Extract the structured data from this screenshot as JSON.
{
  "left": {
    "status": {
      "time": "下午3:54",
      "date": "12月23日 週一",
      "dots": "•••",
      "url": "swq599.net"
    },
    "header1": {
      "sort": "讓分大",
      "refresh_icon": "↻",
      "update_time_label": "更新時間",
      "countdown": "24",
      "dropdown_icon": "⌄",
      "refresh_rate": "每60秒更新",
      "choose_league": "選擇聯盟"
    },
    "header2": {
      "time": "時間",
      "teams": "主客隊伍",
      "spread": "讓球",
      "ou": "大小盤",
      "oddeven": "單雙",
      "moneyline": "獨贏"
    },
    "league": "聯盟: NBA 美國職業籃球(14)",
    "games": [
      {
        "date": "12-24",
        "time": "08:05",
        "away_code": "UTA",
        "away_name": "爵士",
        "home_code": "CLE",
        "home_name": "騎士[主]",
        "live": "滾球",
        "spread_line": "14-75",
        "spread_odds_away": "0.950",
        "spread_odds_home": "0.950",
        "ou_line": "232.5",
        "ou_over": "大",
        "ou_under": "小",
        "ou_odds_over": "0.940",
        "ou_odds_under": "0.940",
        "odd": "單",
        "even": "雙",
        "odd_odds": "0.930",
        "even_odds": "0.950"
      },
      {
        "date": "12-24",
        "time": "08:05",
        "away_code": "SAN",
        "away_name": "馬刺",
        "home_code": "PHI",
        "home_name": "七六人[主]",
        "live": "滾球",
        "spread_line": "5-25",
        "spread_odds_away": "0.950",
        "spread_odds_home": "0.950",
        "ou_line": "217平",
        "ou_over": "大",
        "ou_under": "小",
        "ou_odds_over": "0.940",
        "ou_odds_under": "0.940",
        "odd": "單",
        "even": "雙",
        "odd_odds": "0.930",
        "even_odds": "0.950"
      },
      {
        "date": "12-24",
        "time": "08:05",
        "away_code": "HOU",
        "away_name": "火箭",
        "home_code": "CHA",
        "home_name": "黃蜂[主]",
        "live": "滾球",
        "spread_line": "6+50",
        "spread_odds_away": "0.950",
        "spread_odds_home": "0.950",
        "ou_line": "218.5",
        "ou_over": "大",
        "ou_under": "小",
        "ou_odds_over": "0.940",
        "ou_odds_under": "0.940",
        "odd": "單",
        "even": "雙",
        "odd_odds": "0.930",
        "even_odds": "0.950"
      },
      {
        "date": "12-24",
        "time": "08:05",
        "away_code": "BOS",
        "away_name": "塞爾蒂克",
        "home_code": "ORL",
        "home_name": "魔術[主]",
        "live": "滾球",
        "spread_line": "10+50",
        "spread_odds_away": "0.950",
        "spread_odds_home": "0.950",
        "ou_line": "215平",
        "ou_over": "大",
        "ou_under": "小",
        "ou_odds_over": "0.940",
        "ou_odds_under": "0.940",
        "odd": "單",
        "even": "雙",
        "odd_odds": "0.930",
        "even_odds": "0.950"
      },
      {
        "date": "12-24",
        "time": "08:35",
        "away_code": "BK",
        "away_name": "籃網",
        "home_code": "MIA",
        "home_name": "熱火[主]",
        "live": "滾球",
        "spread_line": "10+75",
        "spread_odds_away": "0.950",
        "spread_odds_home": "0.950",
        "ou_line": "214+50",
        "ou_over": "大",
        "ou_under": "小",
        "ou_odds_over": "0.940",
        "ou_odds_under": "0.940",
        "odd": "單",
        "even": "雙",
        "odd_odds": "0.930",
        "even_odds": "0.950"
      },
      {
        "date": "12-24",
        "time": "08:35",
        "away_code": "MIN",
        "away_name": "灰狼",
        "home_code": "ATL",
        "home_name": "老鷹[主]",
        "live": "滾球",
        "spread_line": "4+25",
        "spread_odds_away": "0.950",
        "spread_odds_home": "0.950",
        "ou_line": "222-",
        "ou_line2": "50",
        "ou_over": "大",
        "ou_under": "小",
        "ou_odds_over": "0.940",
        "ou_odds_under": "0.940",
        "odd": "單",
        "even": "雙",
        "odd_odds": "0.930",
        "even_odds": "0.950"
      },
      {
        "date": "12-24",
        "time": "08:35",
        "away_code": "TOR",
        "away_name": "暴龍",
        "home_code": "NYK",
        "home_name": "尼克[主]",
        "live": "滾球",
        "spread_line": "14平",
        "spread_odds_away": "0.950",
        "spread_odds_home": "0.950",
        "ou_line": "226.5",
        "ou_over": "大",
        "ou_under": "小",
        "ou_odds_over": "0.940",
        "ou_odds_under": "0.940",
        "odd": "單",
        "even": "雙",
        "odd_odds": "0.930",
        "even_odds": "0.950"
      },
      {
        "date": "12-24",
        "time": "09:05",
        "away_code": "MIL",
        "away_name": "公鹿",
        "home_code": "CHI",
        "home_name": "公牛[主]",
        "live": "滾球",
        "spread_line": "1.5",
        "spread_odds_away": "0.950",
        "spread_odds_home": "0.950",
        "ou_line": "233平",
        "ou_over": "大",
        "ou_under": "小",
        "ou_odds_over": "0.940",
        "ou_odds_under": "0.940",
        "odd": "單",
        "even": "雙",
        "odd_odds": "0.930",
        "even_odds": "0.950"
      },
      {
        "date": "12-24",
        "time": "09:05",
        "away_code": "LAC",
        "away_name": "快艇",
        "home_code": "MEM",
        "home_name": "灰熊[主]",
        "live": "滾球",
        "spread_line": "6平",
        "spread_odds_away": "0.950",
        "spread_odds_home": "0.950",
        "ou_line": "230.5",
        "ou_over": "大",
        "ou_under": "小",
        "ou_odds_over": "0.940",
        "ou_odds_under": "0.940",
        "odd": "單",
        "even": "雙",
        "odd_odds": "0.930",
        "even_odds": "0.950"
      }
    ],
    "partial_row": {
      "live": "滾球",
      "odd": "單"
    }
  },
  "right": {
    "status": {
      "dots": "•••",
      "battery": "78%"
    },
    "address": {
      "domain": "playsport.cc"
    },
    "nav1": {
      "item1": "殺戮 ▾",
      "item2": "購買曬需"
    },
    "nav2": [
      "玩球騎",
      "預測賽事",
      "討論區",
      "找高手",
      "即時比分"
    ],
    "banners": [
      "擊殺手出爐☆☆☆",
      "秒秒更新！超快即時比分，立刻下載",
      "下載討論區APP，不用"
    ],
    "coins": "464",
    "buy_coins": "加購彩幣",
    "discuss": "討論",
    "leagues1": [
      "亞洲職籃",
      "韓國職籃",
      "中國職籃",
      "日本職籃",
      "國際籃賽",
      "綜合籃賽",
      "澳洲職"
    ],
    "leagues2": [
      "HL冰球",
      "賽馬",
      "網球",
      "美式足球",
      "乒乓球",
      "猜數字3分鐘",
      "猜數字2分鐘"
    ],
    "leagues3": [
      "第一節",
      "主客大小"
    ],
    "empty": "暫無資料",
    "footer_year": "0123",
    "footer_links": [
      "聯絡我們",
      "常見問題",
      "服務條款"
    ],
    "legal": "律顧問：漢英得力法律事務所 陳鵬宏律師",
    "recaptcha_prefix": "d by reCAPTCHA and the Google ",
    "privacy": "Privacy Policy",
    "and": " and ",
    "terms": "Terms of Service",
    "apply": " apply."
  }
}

• • • • •

Stated problem => Copy down the material exactly as written.

Exercise answer =>
Extract the structured data from this screenshot as JSON.
{
  "left": {
    "status": {
      "time": "下午3:54",
      "date": "12月23日 週一",
      "dots": "•••",
      "url": "swq599.net"
    },
    "header1": {
      "sort": "讓分大",
      "refresh_icon": "↻",
      "update_time_label": "更新時間",
      "countdown": "24",
      "dropdown_icon": "⌄",
      "refresh_rate": "每60秒更新",
      "choose_league": "選擇聯盟"
    },
    "header2": {
      "time": "時間",
      "teams": "主客隊伍",
      "spread": "讓球",
      "ou": "大小盤",
      "oddeven": "單雙",
      "moneyline": "獨贏"
    },
    "league": "聯盟: NBA 美國職業籃球(14)",
    "games": [
      {
        "date": "12-24",
        "time": "08:05",
        "away_code": "UTA",
        "away_name": "爵士",
        "home_code": "CLE",
        "home_name": "騎士[主]",
        "live": "滾球",
        "spread_line": "14-75",
        "spread_odds_away": "0.950",
        "spread_odds_home": "0.950",
        "ou_line": "232.5",
        "ou_over": "大",
        "ou_under": "小",
        "ou_odds_over": "0.940",
        "ou_odds_under": "0.940",
        "odd": "單",
        "even": "雙",
        "odd_odds": "0.930",
        "even_odds": "0.950"
      },
      {
        "date": "12-24",
        "time": "08:05",
        "away_code": "SAN",
        "away_name": "馬刺",
        "home_code": "PHI",
        "home_name": "七六人[主]",
        "live": "滾球",
        "spread_line": "5-25",
        "spread_odds_away": "0.950",
        "spread_odds_home": "0.950",
        "ou_line": "217平",
        "ou_over": "大",
        "ou_under": "小",
        "ou_odds_over": "0.940",
        "ou_odds_under": "0.940",
        "odd": "單",
        "even": "雙",
        "odd_odds": "0.930",
        "even_odds": "0.950"
      },
      {
        "date": "12-24",
        "time": "08:05",
        "away_code": "HOU",
        "away_name": "火箭",
        "home_code": "CHA",
        "home_name": "黃蜂[主]",
        "live": "滾球",
        "spread_line": "6+50",
        "spread_odds_away": "0.950",
        "spread_odds_home": "0.950",
        "ou_line": "218.5",
        "ou_over": "大",
        "ou_under": "小",
        "ou_odds_over": "0.940",
        "ou_odds_under": "0.940",
        "odd": "單",
        "even": "雙",
        "odd_odds": "0.930",
        "even_odds": "0.950"
      },
      {
        "date": "12-24",
        "time": "08:05",
        "away_code": "BOS",
        "away_name": "塞爾蒂克",
        "home_code": "ORL",
        "home_name": "魔術[主]",
        "live": "滾球",
        "spread_line": "10+50",
        "spread_odds_away": "0.950",
        "spread_odds_home": "0.950",
        "ou_line": "215平",
        "ou_over": "大",
        "ou_under": "小",
        "ou_odds_over": "0.940",
        "ou_odds_under": "0.940",
        "odd": "單",
        "even": "雙",
        "odd_odds": "0.930",
        "even_odds": "0.950"
      },
      {
        "date": "12-24",
        "time": "08:35",
        "away_code": "BK",
        "away_name": "籃網",
        "home_code": "MIA",
        "home_name": "熱火[主]",
        "live": "滾球",
        "spread_line": "10+75",
        "spread_odds_away": "0.950",
        "spread_odds_home": "0.950",
        "ou_line": "214+50",
        "ou_over": "大",
        "ou_under": "小",
        "ou_odds_over": "0.940",
        "ou_odds_under": "0.940",
        "odd": "單",
        "even": "雙",
        "odd_odds": "0.930",
        "even_odds": "0.950"
      },
      {
        "date": "12-24",
        "time": "08:35",
        "away_code": "MIN",
        "away_name": "灰狼",
        "home_code": "ATL",
        "home_name": "老鷹[主]",
        "live": "滾球",
        "spread_line": "4+25",
        "spread_odds_away": "0.950",
        "spread_odds_home": "0.950",
        "ou_line": "222-",
        "ou_line2": "50",
        "ou_over": "大",
        "ou_under": "小",
        "ou_odds_over": "0.940",
        "ou_odds_under": "0.940",
        "odd": "單",
        "even": "雙",
        "odd_odds": "0.930",
        "even_odds": "0.950"
      },
      {
        "date": "12-24",
        "time": "08:35",
        "away_code": "TOR",
        "away_name": "暴龍",
        "home_code": "NYK",
        "home_name": "尼克[主]",
        "live": "滾球",
        "spread_line": "14平",
        "spread_odds_away": "0.950",
        "spread_odds_home": "0.950",
        "ou_line": "226.5",
        "ou_over": "大",
        "ou_under": "小",
        "ou_odds_over": "0.940",
        "ou_odds_under": "0.940",
        "odd": "單",
        "even": "雙",
        "odd_odds": "0.930",
        "even_odds": "0.950"
      },
      {
        "date": "12-24",
        "time": "09:05",
        "away_code": "MIL",
        "away_name": "公鹿",
        "home_code": "CHI",
        "home_name": "公牛[主]",
        "live": "滾球",
        "spread_line": "1.5",
        "spread_odds_away": "0.950",
        "spread_odds_home": "0.950",
        "ou_line": "233平",
        "ou_over": "大",
        "ou_under": "小",
        "ou_odds_over": "0.940",
        "ou_odds_under": "0.940",
        "odd": "單",
        "even": "雙",
        "odd_odds": "0.930",
        "even_odds": "0.950"
      },
      {
        "date": "12-24",
        "time": "09:05",
        "away_code": "LAC",
        "away_name": "快艇",
        "home_code": "MEM",
        "home_name": "灰熊[主]",
        "live": "滾球",
        "spread_line": "6平",
        "spread_odds_away": "0.950",
        "spread_odds_home": "0.950",
        "ou_line": "230.5",
        "ou_over": "大",
        "ou_under": "小",
        "ou_odds_over": "0.940",
        "ou_odds_under": "0.940",
        "odd": "單",
        "even": "雙",
        "odd_odds": "0.930",
        "even_odds": "0.950"
      }
    ],
    "partial_row": {
      "live": "滾球",
      "odd": "單"
    }
  },
  "right": {
    "status": {
      "dots": "•••",
      "battery": "78%"
    },
    "address": {
      "domain": "playsport.cc"
    },
    "nav1": {
      "item1": "殺戮 ▾",
      "item2": "購買曬需"
    },
    "nav2": [
      "玩球騎",
      "預測賽事",
      "討論區",
      "找高手",
      "即時比分"
    ],
    "banners": [
      "擊殺手出爐☆☆☆",
      "秒秒更新！超快即時比分，立刻下載",
      "下載討論區APP，不用"
    ],
    "coins": "464",
    "buy_coins": "加購彩幣",
    "discuss": "討論",
    "leagues1": [
      "亞洲職籃",
      "韓國職籃",
      "中國職籃",
      "日本職籃",
      "國際籃賽",
      "綜合籃賽",
      "澳洲職"
    ],
    "leagues2": [
      "HL冰球",
      "賽馬",
      "網球",
      "美式足球",
      "乒乓球",
      "猜數字3分鐘",
      "猜數字2分鐘"
    ],
    "leagues3": [
      "第一節",
      "主客大小"
    ],
    "empty": "暫無資料",
    "footer_year": "0123",
    "footer_links": [
      "聯絡我們",
      "常見問題",
      "服務條款"
    ],
    "legal": "律顧問：漢英得力法律事務所 陳鵬宏律師",
    "recaptcha_prefix": "d by reCAPTCHA and the Google ",
    "privacy": "Privacy Policy",
    "and": " and ",
    "terms": "Terms of Service",
    "apply": " apply."
  }
}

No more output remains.